* [Goal]
Identify and copy all lines of the material where the string "mcap" is found.

* [Material to process]
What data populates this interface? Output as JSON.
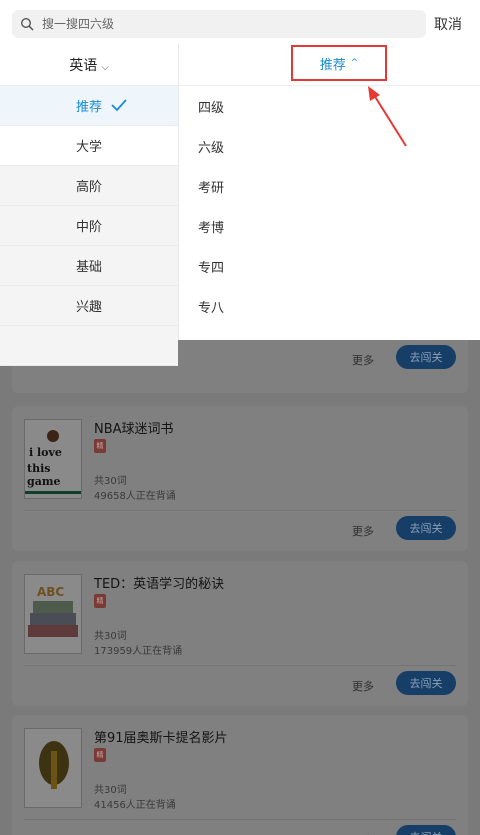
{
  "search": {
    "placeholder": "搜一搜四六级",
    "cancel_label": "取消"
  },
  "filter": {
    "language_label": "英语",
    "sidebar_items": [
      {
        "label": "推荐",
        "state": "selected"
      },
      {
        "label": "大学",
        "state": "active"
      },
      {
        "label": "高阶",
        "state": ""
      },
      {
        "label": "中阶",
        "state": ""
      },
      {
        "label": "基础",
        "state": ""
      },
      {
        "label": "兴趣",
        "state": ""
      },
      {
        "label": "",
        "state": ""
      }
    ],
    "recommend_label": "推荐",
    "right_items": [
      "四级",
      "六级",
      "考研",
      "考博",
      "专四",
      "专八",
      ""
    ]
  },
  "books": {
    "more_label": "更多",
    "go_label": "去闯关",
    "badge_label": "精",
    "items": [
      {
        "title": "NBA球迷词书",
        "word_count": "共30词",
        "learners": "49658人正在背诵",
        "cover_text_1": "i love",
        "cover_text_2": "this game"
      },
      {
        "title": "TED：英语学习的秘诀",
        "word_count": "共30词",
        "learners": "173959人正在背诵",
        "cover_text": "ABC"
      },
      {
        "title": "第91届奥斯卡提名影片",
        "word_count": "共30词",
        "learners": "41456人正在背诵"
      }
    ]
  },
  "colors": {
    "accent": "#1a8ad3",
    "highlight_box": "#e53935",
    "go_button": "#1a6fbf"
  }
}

==

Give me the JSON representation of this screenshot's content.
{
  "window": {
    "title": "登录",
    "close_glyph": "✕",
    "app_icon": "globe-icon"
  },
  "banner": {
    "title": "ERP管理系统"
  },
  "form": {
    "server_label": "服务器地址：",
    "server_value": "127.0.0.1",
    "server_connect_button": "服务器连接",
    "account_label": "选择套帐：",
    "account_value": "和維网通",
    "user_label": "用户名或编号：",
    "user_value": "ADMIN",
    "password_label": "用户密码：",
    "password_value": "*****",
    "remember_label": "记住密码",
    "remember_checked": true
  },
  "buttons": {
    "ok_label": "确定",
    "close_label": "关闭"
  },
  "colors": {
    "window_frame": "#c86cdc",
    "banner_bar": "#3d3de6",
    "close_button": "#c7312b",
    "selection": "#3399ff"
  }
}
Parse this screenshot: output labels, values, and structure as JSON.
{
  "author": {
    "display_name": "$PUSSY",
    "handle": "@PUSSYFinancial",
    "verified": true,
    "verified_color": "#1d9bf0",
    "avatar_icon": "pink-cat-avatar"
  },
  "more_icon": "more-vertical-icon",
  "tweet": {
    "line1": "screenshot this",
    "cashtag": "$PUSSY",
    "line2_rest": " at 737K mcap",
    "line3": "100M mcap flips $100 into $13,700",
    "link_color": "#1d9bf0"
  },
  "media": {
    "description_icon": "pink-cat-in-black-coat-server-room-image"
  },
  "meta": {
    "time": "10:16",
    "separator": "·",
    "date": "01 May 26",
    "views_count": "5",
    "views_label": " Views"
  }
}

* [Answer to this exercise]
    "line2_rest": " at 737K mcap",
    "line3": "100M mcap flips $100 into $13,700",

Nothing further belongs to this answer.